(Dataset entries on figures)
.....
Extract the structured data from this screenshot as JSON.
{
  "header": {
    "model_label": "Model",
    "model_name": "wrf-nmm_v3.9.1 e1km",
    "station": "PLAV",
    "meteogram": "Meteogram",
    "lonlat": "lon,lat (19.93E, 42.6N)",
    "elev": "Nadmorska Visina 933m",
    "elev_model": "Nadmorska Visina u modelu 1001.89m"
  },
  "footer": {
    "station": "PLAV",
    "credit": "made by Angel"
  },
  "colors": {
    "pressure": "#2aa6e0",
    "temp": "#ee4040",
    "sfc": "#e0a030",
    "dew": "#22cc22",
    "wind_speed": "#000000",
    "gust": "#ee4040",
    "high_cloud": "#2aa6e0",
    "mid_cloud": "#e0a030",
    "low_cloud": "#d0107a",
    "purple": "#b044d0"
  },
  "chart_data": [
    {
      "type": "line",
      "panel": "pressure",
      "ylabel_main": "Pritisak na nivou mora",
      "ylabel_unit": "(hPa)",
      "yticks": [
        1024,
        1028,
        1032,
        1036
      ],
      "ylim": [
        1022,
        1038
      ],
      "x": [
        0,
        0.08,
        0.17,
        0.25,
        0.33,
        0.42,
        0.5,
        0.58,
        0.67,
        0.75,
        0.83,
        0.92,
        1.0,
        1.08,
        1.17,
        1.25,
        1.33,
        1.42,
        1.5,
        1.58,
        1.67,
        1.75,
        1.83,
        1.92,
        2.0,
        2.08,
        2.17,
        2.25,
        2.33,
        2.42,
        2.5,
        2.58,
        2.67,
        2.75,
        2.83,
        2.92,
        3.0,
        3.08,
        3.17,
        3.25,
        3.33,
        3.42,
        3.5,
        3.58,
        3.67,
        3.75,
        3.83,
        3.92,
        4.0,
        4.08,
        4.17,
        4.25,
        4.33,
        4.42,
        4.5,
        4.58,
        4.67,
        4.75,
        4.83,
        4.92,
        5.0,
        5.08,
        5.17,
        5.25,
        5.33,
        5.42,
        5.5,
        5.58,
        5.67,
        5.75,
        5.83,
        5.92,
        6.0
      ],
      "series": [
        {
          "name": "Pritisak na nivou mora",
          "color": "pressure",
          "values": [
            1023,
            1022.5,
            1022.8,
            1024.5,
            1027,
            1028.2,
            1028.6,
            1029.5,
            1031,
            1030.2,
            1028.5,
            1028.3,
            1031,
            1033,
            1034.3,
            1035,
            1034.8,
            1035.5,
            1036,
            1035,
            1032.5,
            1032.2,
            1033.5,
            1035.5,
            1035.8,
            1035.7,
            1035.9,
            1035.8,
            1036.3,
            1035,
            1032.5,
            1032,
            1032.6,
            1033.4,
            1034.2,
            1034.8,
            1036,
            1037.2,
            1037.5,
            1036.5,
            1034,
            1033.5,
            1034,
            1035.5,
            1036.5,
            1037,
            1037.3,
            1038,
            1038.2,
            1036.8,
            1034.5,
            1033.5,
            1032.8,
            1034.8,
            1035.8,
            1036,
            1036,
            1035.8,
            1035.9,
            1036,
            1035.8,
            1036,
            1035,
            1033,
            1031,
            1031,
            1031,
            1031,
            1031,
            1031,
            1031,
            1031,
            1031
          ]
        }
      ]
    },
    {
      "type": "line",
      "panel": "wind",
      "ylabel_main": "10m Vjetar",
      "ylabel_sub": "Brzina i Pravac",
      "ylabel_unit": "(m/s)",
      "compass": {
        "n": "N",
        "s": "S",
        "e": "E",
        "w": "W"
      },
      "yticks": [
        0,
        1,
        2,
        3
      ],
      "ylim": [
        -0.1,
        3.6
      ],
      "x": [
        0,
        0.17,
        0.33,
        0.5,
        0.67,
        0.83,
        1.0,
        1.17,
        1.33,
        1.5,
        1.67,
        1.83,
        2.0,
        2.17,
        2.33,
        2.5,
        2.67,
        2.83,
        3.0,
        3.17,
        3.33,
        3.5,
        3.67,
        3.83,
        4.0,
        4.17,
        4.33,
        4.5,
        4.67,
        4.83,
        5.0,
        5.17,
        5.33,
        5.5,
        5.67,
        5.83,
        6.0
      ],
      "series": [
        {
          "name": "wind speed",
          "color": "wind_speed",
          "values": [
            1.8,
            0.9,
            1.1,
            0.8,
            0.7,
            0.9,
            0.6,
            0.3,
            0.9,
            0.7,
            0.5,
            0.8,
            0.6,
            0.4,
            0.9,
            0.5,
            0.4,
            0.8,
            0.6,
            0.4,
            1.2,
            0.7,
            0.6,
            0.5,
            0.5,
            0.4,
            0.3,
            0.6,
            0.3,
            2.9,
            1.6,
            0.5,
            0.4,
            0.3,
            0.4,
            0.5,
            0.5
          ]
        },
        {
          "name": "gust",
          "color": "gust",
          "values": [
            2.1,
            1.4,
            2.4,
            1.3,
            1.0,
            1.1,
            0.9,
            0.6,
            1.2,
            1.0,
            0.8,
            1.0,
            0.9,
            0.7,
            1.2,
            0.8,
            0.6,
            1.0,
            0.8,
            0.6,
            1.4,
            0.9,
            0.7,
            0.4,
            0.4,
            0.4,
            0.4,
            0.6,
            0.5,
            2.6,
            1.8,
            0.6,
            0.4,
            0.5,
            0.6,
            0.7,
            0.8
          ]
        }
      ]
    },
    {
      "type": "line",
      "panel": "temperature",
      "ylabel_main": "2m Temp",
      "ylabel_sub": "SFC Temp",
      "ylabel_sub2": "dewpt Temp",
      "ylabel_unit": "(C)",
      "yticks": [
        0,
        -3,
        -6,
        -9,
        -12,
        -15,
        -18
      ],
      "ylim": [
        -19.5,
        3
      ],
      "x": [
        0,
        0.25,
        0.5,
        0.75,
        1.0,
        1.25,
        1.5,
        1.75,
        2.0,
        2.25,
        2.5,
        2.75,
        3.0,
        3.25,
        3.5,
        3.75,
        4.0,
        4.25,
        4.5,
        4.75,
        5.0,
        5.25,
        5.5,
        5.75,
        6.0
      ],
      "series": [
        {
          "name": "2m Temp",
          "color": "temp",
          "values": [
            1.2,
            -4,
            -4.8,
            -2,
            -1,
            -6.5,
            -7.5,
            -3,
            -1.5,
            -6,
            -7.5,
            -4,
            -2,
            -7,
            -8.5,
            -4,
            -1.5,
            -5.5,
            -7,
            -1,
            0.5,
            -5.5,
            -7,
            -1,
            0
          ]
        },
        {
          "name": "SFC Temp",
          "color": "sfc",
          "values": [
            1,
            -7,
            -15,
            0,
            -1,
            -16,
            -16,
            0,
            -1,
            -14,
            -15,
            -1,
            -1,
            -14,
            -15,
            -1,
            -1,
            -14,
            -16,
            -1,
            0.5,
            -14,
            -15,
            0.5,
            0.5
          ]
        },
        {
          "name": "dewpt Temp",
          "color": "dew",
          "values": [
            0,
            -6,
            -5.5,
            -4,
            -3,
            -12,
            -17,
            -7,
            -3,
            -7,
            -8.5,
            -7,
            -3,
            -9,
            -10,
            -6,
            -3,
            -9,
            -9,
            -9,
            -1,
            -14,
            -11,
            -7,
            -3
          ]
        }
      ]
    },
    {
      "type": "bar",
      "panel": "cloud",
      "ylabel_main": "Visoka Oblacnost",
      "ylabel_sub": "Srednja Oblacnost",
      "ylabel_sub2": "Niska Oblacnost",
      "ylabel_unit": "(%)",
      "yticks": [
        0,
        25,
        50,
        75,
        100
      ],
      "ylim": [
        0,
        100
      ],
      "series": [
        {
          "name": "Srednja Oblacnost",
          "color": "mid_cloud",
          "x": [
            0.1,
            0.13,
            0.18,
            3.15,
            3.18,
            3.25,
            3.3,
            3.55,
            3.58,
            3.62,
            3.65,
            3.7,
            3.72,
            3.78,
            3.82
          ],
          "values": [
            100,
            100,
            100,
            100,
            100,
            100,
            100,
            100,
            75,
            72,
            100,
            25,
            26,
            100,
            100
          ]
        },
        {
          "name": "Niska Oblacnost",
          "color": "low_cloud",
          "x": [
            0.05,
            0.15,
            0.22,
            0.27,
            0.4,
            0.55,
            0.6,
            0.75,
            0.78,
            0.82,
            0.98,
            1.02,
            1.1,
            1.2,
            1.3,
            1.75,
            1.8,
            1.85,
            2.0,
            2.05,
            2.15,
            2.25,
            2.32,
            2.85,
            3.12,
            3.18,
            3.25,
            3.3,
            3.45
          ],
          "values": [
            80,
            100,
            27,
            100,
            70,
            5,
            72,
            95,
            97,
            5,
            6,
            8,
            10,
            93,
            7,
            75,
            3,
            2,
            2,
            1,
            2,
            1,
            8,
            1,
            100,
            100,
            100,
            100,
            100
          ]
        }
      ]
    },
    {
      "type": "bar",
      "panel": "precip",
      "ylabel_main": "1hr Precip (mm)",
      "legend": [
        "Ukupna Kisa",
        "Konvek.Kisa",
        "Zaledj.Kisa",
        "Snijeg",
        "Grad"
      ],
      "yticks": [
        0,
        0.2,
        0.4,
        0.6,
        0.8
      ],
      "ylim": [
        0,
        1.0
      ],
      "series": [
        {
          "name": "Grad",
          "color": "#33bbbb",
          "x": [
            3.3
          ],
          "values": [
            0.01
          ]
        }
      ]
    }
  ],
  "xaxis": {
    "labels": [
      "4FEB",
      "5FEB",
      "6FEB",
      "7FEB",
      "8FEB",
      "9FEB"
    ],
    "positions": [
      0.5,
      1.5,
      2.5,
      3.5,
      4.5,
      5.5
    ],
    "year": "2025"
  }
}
.....
▶ **Written request**:
Give the number of lines in the data that contain "Oblacnost", with no other words.

▶ **Written solution**:
5